** Begin SUPPLIED DATA **

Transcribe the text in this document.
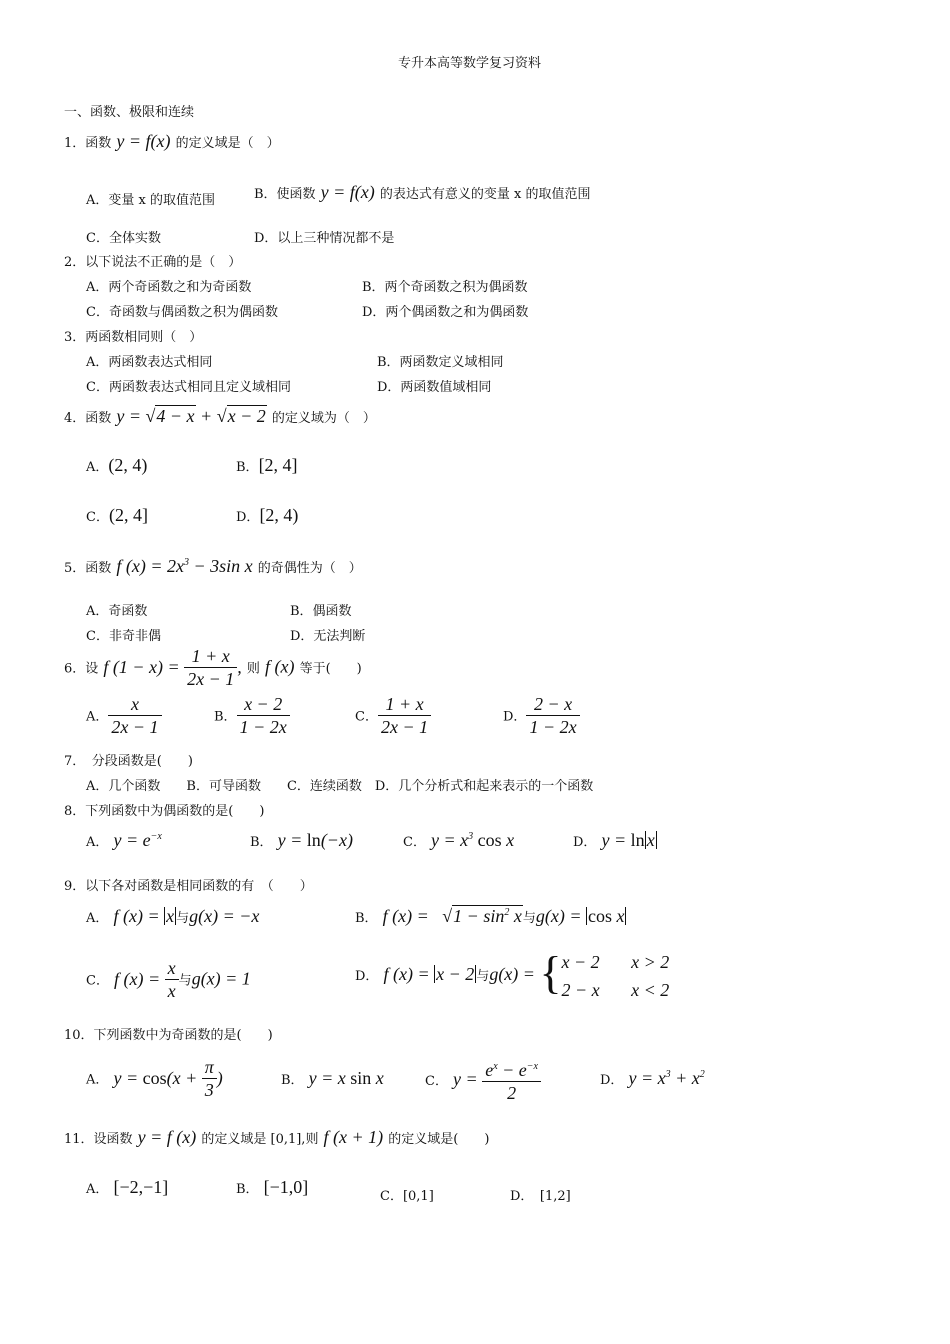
专升本高等数学复习资料
一、函数、极限和连续
1．函数 y = f(x) 的定义域是（　）
A．变量 x 的取值范围	B．使函数 y = f(x) 的表达式有意义的变量 x 的取值范围
C．全体实数	D．以上三种情况都不是
2．以下说法不正确的是（　）
A．两个奇函数之和为奇函数	B．两个奇函数之积为偶函数
C．奇函数与偶函数之积为偶函数	D．两个偶函数之和为偶函数
3．两函数相同则（　）
A．两函数表达式相同	B．两函数定义域相同
C．两函数表达式相同且定义域相同	D．两函数值域相同
4．函数 y = √4 − x + √x − 2 的定义域为（　）
A．(2, 4)	B．[2, 4]
C．(2, 4]	D．[2, 4)
5．函数 f $(x) = 2x^3 - 3\sin$ x 的奇偶性为（　）
A．奇函数	B．偶函数
C．非奇非偶	D．无法判断
6．设 f $(1 - x) = \frac{1 + x}{2x - 1}$ , 则 f (x) 等于(　　)
A． $\frac{x}{2x - 1}$	B． $\frac{x - 2}{1 - 2x}$	C． $\frac{1 + x}{2x - 1}$	D． $\frac{2 - x}{1 - 2x}$
7．　分段函数是(　　)
A．几个函数　　B．可导函数　　C．连续函数　D．几个分析式和起来表示的一个函数
8．下列函数中为偶函数的是(　　)
A． $y = e^{-x}$	B． y = ln(−x)	C． $y = x^3$ cos x	D． y = ln x
9．以下各对函数是相同函数的有　（　　）
A． f (x) = x 与g(x) = −x	B． f $(x) = √1 - \sin^2 x$与g(x) = cos x
C． f $(x) = \frac{x}{x}$ 与g(x) = 1	D． f (x) = x − 2 与g(x) = { x − 2       x > 2
2 − x       x < 2
10．下列函数中为奇函数的是(　　)
A． $y = \cos(x + \frac{\pi}{3}$ )	B． y = x sin x	C． $y = \frac{e^x - e^{-x}}{2}$	D． $y = x^3 + x^2$
11．设函数 y = f (x) 的定义域是 [0,1],则 f (x + 1) 的定义域是(　　)
A． [−2,−1]	B． [−1,0]	C．[0,1]	D．　[1,2]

** End SUPPLIED DATA **

Return the listing above in full and without alteration, excluding its pictures.

### [FINAL RESULT]
Transcribe the text in this document.
专升本高等数学复习资料
一、函数、极限和连续
1．函数 y = f(x) 的定义域是（　）
A．变量 x 的取值范围	B．使函数 y = f(x) 的表达式有意义的变量 x 的取值范围
C．全体实数	D．以上三种情况都不是
2．以下说法不正确的是（　）
A．两个奇函数之和为奇函数	B．两个奇函数之积为偶函数
C．奇函数与偶函数之积为偶函数	D．两个偶函数之和为偶函数
3．两函数相同则（　）
A．两函数表达式相同	B．两函数定义域相同
C．两函数表达式相同且定义域相同	D．两函数值域相同
4．函数 y = √4 − x + √x − 2 的定义域为（　）
A．(2, 4)	B．[2, 4]
C．(2, 4]	D．[2, 4)
5．函数 f $(x) = 2x^3 - 3\sin$ x 的奇偶性为（　）
A．奇函数	B．偶函数
C．非奇非偶	D．无法判断
6．设 f $(1 - x) = \frac{1 + x}{2x - 1}$ , 则 f (x) 等于(　　)
A． $\frac{x}{2x - 1}$	B． $\frac{x - 2}{1 - 2x}$	C． $\frac{1 + x}{2x - 1}$	D． $\frac{2 - x}{1 - 2x}$
7．　分段函数是(　　)
A．几个函数　　B．可导函数　　C．连续函数　D．几个分析式和起来表示的一个函数
8．下列函数中为偶函数的是(　　)
A． $y = e^{-x}$	B． y = ln(−x)	C． $y = x^3$ cos x	D． y = ln x
9．以下各对函数是相同函数的有　（　　）
A． f (x) = x 与g(x) = −x	B． f $(x) = √1 - \sin^2 x$与g(x) = cos x
C． f $(x) = \frac{x}{x}$ 与g(x) = 1	D． f (x) = x − 2 与g(x) = { x − 2       x > 2
2 − x       x < 2
10．下列函数中为奇函数的是(　　)
A． $y = \cos(x + \frac{\pi}{3}$ )	B． y = x sin x	C． $y = \frac{e^x - e^{-x}}{2}$	D． $y = x^3 + x^2$
11．设函数 y = f (x) 的定义域是 [0,1],则 f (x + 1) 的定义域是(　　)
A． [−2,−1]	B． [−1,0]	C．[0,1]	D．　[1,2]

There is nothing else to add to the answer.